** Record set **
+---+

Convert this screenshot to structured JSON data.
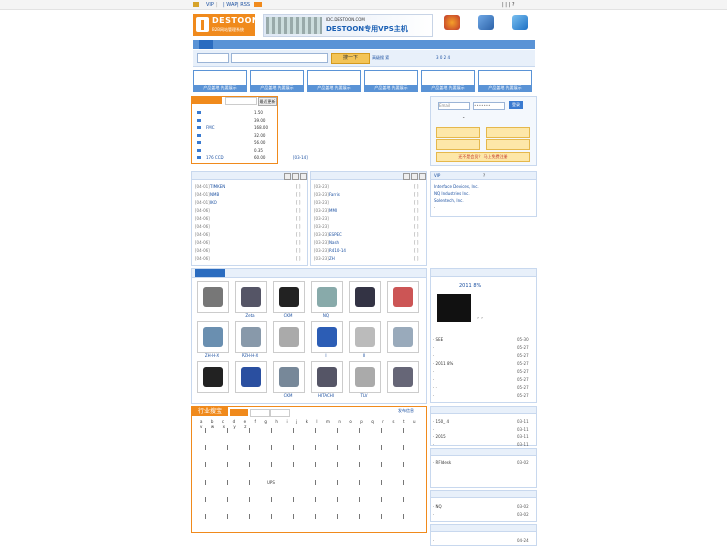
{
  "topbar": {
    "vip": "VIP",
    "sep1": "|",
    "wap": "| WAP",
    "rss": "| RSS",
    "right": "|    |    |    ?"
  },
  "logo": {
    "brand": "DESTOON",
    "sub": "B2B网站管理系统"
  },
  "banner": {
    "domain": "IDC.DESTOON.COM",
    "headline": "DESTOON专用VPS主机"
  },
  "search": {
    "button": "搜一下",
    "hot_label": "高级搜",
    "hot_val": "索",
    "version": "3  0  2  4"
  },
  "ads": [
    "产品盖地  先要展示",
    "产品盖地  先要展示",
    "产品盖地  先要展示",
    "产品盖地  先要展示",
    "产品盖地  先要展示",
    "产品盖地  先要展示"
  ],
  "price_panel": {
    "button": "最近更新",
    "rows": [
      {
        "name": "",
        "price": "1.50"
      },
      {
        "name": "",
        "price": "39.00"
      },
      {
        "name": "FMC",
        "price": "168.00"
      },
      {
        "name": "",
        "price": "32.00"
      },
      {
        "name": "",
        "price": "56.00"
      },
      {
        "name": "",
        "price": "0.35"
      },
      {
        "name": "176    CCD",
        "price": "60.00"
      }
    ],
    "tag": "[03-14]"
  },
  "login": {
    "email": "Email",
    "pass": "•••••••",
    "btn": "登录",
    "notice": "还不是会员？  马上免费注册"
  },
  "vip_panel": {
    "tab1": "VIP",
    "tab2": "?",
    "items": [
      "Interface Devices, Inc.",
      "NQ Industries Inc.",
      "Solentech, Inc."
    ]
  },
  "list_left": [
    {
      "date": "[04-01]",
      "name": "TIMKEN"
    },
    {
      "date": "[04-01]",
      "name": "    NMB"
    },
    {
      "date": "[04-01]",
      "name": " IKO"
    },
    {
      "date": "[04-06]",
      "name": ""
    },
    {
      "date": "[04-06]",
      "name": ""
    },
    {
      "date": "[04-06]",
      "name": ""
    },
    {
      "date": "[04-06]",
      "name": ""
    },
    {
      "date": "[04-06]",
      "name": ""
    },
    {
      "date": "[04-06]",
      "name": ""
    },
    {
      "date": "[04-06]",
      "name": ""
    }
  ],
  "list_right": [
    {
      "date": "[03-23]",
      "name": ""
    },
    {
      "date": "[03-23]",
      "name": " Farris"
    },
    {
      "date": "[03-23]",
      "name": ""
    },
    {
      "date": "[03-23]",
      "name": "    MMI"
    },
    {
      "date": "[03-23]",
      "name": ""
    },
    {
      "date": "[03-23]",
      "name": ""
    },
    {
      "date": "[03-23]",
      "name": " ESPEC"
    },
    {
      "date": "[03-23]",
      "name": " Nash"
    },
    {
      "date": "[03-23]",
      "name": "    R410-14"
    },
    {
      "date": "[03-23]",
      "name": "    ZH"
    }
  ],
  "products": [
    {
      "label": ""
    },
    {
      "label": "Zeta"
    },
    {
      "label": "CKM"
    },
    {
      "label": "NQ"
    },
    {
      "label": ""
    },
    {
      "label": ""
    },
    {
      "label": "ZH-H-X"
    },
    {
      "label": "PZH-H-X"
    },
    {
      "label": ""
    },
    {
      "label": "I"
    },
    {
      "label": "II"
    },
    {
      "label": ""
    },
    {
      "label": ""
    },
    {
      "label": ""
    },
    {
      "label": "CKM"
    },
    {
      "label": "HITACHI"
    },
    {
      "label": "TLV"
    },
    {
      "label": ""
    }
  ],
  "news_right": {
    "head": "2011           8%",
    "caption": "，，",
    "items": [
      {
        "t": "·  SEE",
        "d": "05-30"
      },
      {
        "t": "·",
        "d": "05-27"
      },
      {
        "t": "·",
        "d": "05-27"
      },
      {
        "t": "·  2011       8%",
        "d": "05-27"
      },
      {
        "t": "·",
        "d": "05-27"
      },
      {
        "t": "·",
        "d": "05-27"
      },
      {
        "t": "·     ·",
        "d": "05-27"
      },
      {
        "t": "·",
        "d": "05-27"
      }
    ]
  },
  "industry": {
    "title": "行业搜宝",
    "publish": "发布信息",
    "letters": "a b c d e f g h i j k l m n o p q r s t u v w x y z",
    "mid": "UPS"
  },
  "right_small": [
    {
      "t": "·  150_ 4",
      "d": "03-11"
    },
    {
      "t": "·",
      "d": "03-11"
    },
    {
      "t": "·  2015",
      "d": "03-11"
    },
    {
      "t": "·",
      "d": "03-11"
    },
    {
      "t": "·  RFIdesk",
      "d": "03-02"
    },
    {
      "t": "·  NQ",
      "d": "03-02"
    },
    {
      "t": "·",
      "d": "03-02"
    },
    {
      "t": "·",
      "d": "04-24"
    }
  ],
  "colors": {
    "accent": "#f08a1c",
    "nav": "#5a93d6",
    "link": "#1a4fa0"
  }
}
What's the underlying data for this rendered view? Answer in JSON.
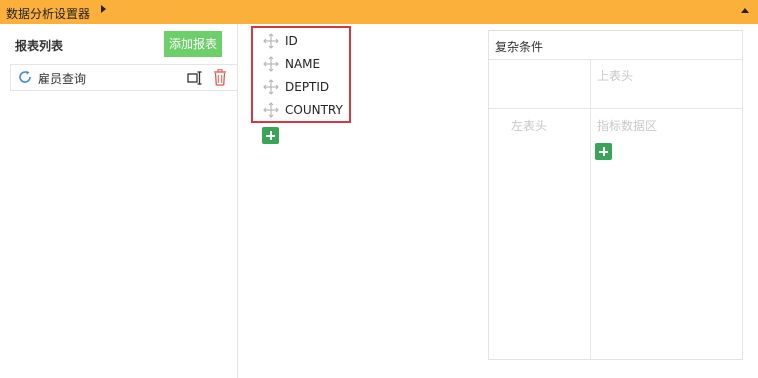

+---+

** Exercise requirements **
Return each line exactly as written. Any picture gets left out.

** Correct response **
Convert this screenshot to structured JSON data.
{
  "topbar": {
    "vip": "VIP",
    "sep1": "|",
    "wap": "| WAP",
    "rss": "| RSS",
    "right": "|    |    |    ?"
  },
  "logo": {
    "brand": "DESTOON",
    "sub": "B2B网站管理系统"
  },
  "banner": {
    "domain": "IDC.DESTOON.COM",
    "headline": "DESTOON专用VPS主机"
  },
  "search": {
    "button": "搜一下",
    "hot_label": "高级搜",
    "hot_val": "索",
    "version": "3  0  2  4"
  },
  "ads": [
    "产品盖地  先要展示",
    "产品盖地  先要展示",
    "产品盖地  先要展示",
    "产品盖地  先要展示",
    "产品盖地  先要展示",
    "产品盖地  先要展示"
  ],
  "price_panel": {
    "button": "最近更新",
    "rows": [
      {
        "name": "",
        "price": "1.50"
      },
      {
        "name": "",
        "price": "39.00"
      },
      {
        "name": "FMC",
        "price": "168.00"
      },
      {
        "name": "",
        "price": "32.00"
      },
      {
        "name": "",
        "price": "56.00"
      },
      {
        "name": "",
        "price": "0.35"
      },
      {
        "name": "176    CCD",
        "price": "60.00"
      }
    ],
    "tag": "[03-14]"
  },
  "login": {
    "email": "Email",
    "pass": "•••••••",
    "btn": "登录",
    "notice": "还不是会员？  马上免费注册"
  },
  "vip_panel": {
    "tab1": "VIP",
    "tab2": "?",
    "items": [
      "Interface Devices, Inc.",
      "NQ Industries Inc.",
      "Solentech, Inc."
    ]
  },
  "list_left": [
    {
      "date": "[04-01]",
      "name": "TIMKEN"
    },
    {
      "date": "[04-01]",
      "name": "    NMB"
    },
    {
      "date": "[04-01]",
      "name": " IKO"
    },
    {
      "date": "[04-06]",
      "name": ""
    },
    {
      "date": "[04-06]",
      "name": ""
    },
    {
      "date": "[04-06]",
      "name": ""
    },
    {
      "date": "[04-06]",
      "name": ""
    },
    {
      "date": "[04-06]",
      "name": ""
    },
    {
      "date": "[04-06]",
      "name": ""
    },
    {
      "date": "[04-06]",
      "name": ""
    }
  ],
  "list_right": [
    {
      "date": "[03-23]",
      "name": ""
    },
    {
      "date": "[03-23]",
      "name": " Farris"
    },
    {
      "date": "[03-23]",
      "name": ""
    },
    {
      "date": "[03-23]",
      "name": "    MMI"
    },
    {
      "date": "[03-23]",
      "name": ""
    },
    {
      "date": "[03-23]",
      "name": ""
    },
    {
      "date": "[03-23]",
      "name": " ESPEC"
    },
    {
      "date": "[03-23]",
      "name": " Nash"
    },
    {
      "date": "[03-23]",
      "name": "    R410-14"
    },
    {
      "date": "[03-23]",
      "name": "    ZH"
    }
  ],
  "products": [
    {
      "label": ""
    },
    {
      "label": "Zeta"
    },
    {
      "label": "CKM"
    },
    {
      "label": "NQ"
    },
    {
      "label": ""
    },
    {
      "label": ""
    },
    {
      "label": "ZH-H-X"
    },
    {
      "label": "PZH-H-X"
    },
    {
      "label": ""
    },
    {
      "label": "I"
    },
    {
      "label": "II"
    },
    {
      "label": ""
    },
    {
      "label": ""
    },
    {
      "label": ""
    },
    {
      "label": "CKM"
    },
    {
      "label": "HITACHI"
    },
    {
      "label": "TLV"
    },
    {
      "label": ""
    }
  ],
  "news_right": {
    "head": "2011           8%",
    "caption": "，，",
    "items": [
      {
        "t": "·  SEE",
        "d": "05-30"
      },
      {
        "t": "·",
        "d": "05-27"
      },
      {
        "t": "·",
        "d": "05-27"
      },
      {
        "t": "·  2011       8%",
        "d": "05-27"
      },
      {
        "t": "·",
        "d": "05-27"
      },
      {
        "t": "·",
        "d": "05-27"
      },
      {
        "t": "·     ·",
        "d": "05-27"
      },
      {
        "t": "·",
        "d": "05-27"
      }
    ]
  },
  "industry": {
    "title": "行业搜宝",
    "publish": "发布信息",
    "letters": "a b c d e f g h i j k l m n o p q r s t u v w x y z",
    "mid": "UPS"
  },
  "right_small": [
    {
      "t": "·  150_ 4",
      "d": "03-11"
    },
    {
      "t": "·",
      "d": "03-11"
    },
    {
      "t": "·  2015",
      "d": "03-11"
    },
    {
      "t": "·",
      "d": "03-11"
    },
    {
      "t": "·  RFIdesk",
      "d": "03-02"
    },
    {
      "t": "·  NQ",
      "d": "03-02"
    },
    {
      "t": "·",
      "d": "03-02"
    },
    {
      "t": "·",
      "d": "04-24"
    }
  ],
  "colors": {
    "accent": "#f08a1c",
    "nav": "#5a93d6",
    "link": "#1a4fa0"
  }
}
What's the underlying data for this rendered view? Answer in JSON.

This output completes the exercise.